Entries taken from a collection
= = = = =

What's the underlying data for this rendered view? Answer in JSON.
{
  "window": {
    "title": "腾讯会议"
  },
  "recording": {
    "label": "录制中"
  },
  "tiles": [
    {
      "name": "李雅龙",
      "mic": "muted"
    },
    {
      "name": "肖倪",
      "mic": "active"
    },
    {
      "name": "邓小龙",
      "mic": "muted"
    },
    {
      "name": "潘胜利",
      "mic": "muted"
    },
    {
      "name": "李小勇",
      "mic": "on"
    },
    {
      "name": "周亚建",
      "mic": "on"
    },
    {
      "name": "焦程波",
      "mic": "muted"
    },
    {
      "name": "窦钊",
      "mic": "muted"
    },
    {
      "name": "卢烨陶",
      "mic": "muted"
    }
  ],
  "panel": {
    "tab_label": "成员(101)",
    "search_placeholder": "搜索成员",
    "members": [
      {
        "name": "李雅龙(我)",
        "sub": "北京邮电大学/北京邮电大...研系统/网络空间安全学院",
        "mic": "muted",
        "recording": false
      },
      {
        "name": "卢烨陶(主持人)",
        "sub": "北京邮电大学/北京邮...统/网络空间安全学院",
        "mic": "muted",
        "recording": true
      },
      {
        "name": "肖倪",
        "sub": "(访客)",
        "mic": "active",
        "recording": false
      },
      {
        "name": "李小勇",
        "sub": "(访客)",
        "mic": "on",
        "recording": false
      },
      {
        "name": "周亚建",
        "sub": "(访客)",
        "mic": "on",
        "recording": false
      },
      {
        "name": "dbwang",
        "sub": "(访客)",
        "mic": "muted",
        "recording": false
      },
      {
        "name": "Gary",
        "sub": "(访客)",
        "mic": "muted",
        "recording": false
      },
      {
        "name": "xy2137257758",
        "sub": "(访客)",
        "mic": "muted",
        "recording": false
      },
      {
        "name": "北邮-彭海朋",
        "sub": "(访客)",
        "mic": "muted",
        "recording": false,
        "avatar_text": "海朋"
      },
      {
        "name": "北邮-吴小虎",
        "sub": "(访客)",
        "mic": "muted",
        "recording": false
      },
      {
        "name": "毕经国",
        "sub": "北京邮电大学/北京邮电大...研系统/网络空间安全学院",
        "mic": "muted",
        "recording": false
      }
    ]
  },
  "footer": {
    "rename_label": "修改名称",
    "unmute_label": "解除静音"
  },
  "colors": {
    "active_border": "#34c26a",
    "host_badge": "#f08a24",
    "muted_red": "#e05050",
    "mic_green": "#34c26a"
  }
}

= = = = =

## Task to complete
Repeat every record exactly as written, please.

## The answer
What's the underlying data for this rendered view? Answer in JSON.
{
  "window": {
    "title": "腾讯会议"
  },
  "recording": {
    "label": "录制中"
  },
  "tiles": [
    {
      "name": "李雅龙",
      "mic": "muted"
    },
    {
      "name": "肖倪",
      "mic": "active"
    },
    {
      "name": "邓小龙",
      "mic": "muted"
    },
    {
      "name": "潘胜利",
      "mic": "muted"
    },
    {
      "name": "李小勇",
      "mic": "on"
    },
    {
      "name": "周亚建",
      "mic": "on"
    },
    {
      "name": "焦程波",
      "mic": "muted"
    },
    {
      "name": "窦钊",
      "mic": "muted"
    },
    {
      "name": "卢烨陶",
      "mic": "muted"
    }
  ],
  "panel": {
    "tab_label": "成员(101)",
    "search_placeholder": "搜索成员",
    "members": [
      {
        "name": "李雅龙(我)",
        "sub": "北京邮电大学/北京邮电大...研系统/网络空间安全学院",
        "mic": "muted",
        "recording": false
      },
      {
        "name": "卢烨陶(主持人)",
        "sub": "北京邮电大学/北京邮...统/网络空间安全学院",
        "mic": "muted",
        "recording": true
      },
      {
        "name": "肖倪",
        "sub": "(访客)",
        "mic": "active",
        "recording": false
      },
      {
        "name": "李小勇",
        "sub": "(访客)",
        "mic": "on",
        "recording": false
      },
      {
        "name": "周亚建",
        "sub": "(访客)",
        "mic": "on",
        "recording": false
      },
      {
        "name": "dbwang",
        "sub": "(访客)",
        "mic": "muted",
        "recording": false
      },
      {
        "name": "Gary",
        "sub": "(访客)",
        "mic": "muted",
        "recording": false
      },
      {
        "name": "xy2137257758",
        "sub": "(访客)",
        "mic": "muted",
        "recording": false
      },
      {
        "name": "北邮-彭海朋",
        "sub": "(访客)",
        "mic": "muted",
        "recording": false,
        "avatar_text": "海朋"
      },
      {
        "name": "北邮-吴小虎",
        "sub": "(访客)",
        "mic": "muted",
        "recording": false
      },
      {
        "name": "毕经国",
        "sub": "北京邮电大学/北京邮电大...研系统/网络空间安全学院",
        "mic": "muted",
        "recording": false
      }
    ]
  },
  "footer": {
    "rename_label": "修改名称",
    "unmute_label": "解除静音"
  },
  "colors": {
    "active_border": "#34c26a",
    "host_badge": "#f08a24",
    "muted_red": "#e05050",
    "mic_green": "#34c26a"
  }
}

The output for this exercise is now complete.